Identify every line in the records below that contains the word "this", and reproduce each one.

━━ Records supplied

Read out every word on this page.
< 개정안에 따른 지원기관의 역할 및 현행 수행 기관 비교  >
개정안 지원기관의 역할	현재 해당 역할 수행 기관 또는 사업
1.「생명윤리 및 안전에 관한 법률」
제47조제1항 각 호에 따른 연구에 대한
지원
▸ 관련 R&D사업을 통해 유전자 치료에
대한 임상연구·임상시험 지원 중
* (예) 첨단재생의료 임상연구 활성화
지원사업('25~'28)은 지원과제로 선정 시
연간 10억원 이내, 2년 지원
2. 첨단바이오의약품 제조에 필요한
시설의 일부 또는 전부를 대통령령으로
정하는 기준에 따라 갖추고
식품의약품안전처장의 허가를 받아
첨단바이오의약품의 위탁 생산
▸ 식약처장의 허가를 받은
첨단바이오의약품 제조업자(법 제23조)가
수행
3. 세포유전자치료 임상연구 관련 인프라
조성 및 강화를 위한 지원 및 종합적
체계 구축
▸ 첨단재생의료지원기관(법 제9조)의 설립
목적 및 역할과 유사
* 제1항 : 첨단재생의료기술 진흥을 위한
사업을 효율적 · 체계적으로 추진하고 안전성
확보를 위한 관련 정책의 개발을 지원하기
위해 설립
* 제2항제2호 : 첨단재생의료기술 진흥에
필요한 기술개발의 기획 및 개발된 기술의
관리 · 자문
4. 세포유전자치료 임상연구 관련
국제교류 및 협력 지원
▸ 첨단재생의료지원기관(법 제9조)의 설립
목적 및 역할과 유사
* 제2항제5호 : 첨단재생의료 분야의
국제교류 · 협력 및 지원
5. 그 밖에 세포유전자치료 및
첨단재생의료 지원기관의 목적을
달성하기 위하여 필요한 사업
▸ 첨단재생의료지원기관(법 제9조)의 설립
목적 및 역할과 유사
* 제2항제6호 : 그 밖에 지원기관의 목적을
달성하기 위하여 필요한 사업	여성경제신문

━━━━
━━ Records supplied

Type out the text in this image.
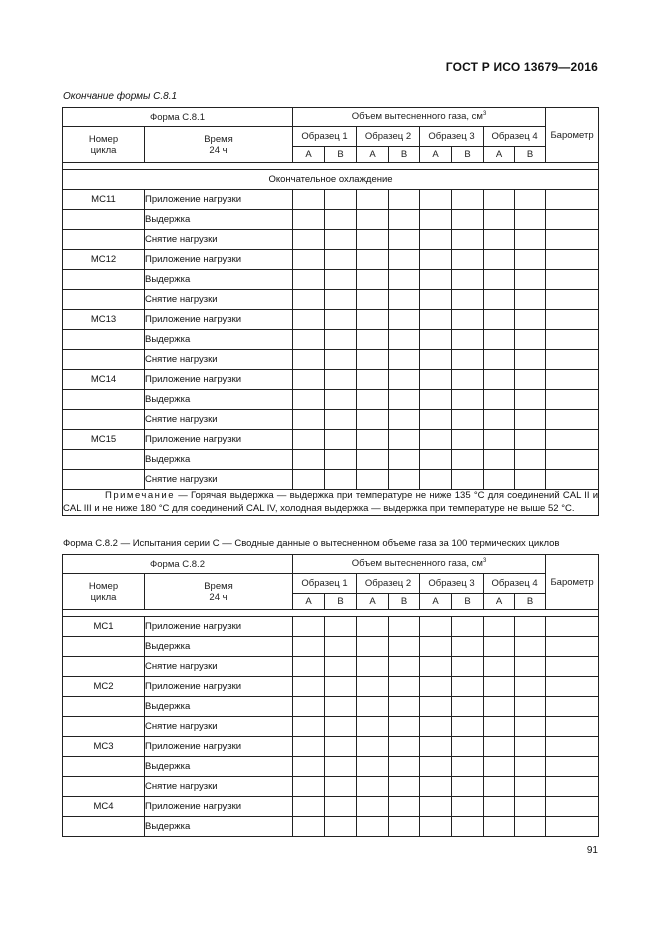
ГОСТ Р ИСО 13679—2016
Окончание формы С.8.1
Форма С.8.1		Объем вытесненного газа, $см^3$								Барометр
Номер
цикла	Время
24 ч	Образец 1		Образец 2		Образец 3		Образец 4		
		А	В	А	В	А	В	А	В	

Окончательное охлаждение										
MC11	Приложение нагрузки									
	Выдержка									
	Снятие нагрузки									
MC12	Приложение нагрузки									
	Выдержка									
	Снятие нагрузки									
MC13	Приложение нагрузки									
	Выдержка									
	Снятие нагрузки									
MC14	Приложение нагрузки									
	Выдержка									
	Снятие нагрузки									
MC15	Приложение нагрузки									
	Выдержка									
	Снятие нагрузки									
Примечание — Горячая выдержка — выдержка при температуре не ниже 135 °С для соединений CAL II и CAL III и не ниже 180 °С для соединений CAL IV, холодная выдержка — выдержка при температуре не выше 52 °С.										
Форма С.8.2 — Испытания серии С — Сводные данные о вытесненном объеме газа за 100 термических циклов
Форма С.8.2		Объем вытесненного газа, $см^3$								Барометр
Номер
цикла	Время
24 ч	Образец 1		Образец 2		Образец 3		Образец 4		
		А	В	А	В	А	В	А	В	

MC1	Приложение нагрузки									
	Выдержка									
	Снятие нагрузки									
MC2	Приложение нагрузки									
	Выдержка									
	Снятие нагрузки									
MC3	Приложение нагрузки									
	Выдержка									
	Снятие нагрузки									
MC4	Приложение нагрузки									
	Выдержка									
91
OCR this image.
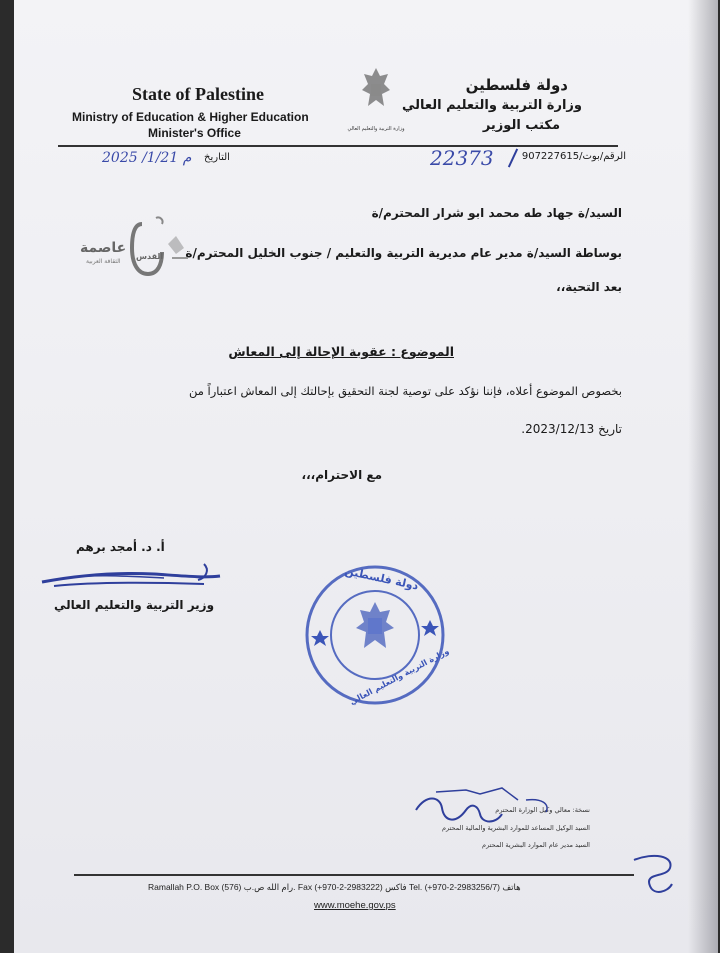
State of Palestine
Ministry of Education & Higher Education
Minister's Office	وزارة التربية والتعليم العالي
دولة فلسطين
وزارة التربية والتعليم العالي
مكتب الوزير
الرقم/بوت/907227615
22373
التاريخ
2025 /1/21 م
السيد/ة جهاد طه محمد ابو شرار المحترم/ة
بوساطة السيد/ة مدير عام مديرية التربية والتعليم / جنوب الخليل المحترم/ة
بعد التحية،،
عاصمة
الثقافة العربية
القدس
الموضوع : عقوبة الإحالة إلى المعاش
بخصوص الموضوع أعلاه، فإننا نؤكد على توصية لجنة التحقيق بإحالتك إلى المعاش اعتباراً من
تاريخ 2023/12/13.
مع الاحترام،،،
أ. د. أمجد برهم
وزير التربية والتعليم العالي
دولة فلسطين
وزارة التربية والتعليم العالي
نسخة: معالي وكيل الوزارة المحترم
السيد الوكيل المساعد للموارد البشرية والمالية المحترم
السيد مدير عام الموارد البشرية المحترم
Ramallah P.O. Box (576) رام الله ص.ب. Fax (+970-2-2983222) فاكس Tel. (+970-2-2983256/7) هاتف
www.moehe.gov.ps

━━━━
━━ Records supplied

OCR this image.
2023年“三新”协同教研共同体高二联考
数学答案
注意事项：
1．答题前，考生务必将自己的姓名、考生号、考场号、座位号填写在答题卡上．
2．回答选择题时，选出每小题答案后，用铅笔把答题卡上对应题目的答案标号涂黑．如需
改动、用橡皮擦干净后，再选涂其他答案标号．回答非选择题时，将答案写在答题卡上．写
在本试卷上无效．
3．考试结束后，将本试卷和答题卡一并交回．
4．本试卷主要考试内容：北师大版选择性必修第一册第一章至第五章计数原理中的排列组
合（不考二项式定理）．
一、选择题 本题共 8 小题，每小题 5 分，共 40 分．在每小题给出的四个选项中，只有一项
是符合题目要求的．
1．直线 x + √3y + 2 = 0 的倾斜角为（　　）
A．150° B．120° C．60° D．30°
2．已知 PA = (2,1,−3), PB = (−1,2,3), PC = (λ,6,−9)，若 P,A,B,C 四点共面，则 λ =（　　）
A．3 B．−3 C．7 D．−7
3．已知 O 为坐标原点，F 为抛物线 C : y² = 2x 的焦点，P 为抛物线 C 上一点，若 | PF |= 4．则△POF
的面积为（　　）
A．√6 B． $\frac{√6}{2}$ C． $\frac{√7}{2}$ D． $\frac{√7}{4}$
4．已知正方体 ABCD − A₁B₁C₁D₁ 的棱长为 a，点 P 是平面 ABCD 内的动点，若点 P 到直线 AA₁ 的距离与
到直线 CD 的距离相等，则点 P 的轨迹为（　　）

━━━━

Complete response:
Read out every word on this page.
Type out the text in this image.
OCR this image.
OCR this image.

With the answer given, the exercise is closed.